> _YOUR TASK_
Where does the string "頭蓋骨気含む" appear in the records? Copy every line that contains it.

> _RECORDS FOR THE TASK_
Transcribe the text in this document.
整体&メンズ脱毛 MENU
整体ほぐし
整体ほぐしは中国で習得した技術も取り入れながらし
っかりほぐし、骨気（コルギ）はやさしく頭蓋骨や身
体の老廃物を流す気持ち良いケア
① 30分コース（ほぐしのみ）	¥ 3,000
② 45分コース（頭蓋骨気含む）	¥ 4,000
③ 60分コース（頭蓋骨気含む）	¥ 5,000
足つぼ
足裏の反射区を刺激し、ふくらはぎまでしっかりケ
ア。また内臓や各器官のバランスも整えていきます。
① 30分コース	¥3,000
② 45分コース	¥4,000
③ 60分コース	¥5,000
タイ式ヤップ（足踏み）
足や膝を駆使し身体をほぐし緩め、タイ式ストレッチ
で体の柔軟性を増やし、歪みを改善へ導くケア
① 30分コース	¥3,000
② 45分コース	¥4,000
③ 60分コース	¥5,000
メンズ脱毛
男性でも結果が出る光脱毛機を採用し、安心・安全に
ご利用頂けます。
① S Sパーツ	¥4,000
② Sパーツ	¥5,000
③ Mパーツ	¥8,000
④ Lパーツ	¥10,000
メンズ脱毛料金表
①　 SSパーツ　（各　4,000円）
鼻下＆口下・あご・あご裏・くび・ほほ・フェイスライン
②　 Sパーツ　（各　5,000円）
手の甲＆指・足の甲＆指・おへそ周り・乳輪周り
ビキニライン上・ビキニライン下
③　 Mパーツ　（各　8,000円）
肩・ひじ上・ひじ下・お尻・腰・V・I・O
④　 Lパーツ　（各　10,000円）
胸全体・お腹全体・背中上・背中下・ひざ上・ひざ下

> _FINAL ANSWER_
② 45分コース（頭蓋骨気含む）	¥ 4,000
③ 60分コース（頭蓋骨気含む）	¥ 5,000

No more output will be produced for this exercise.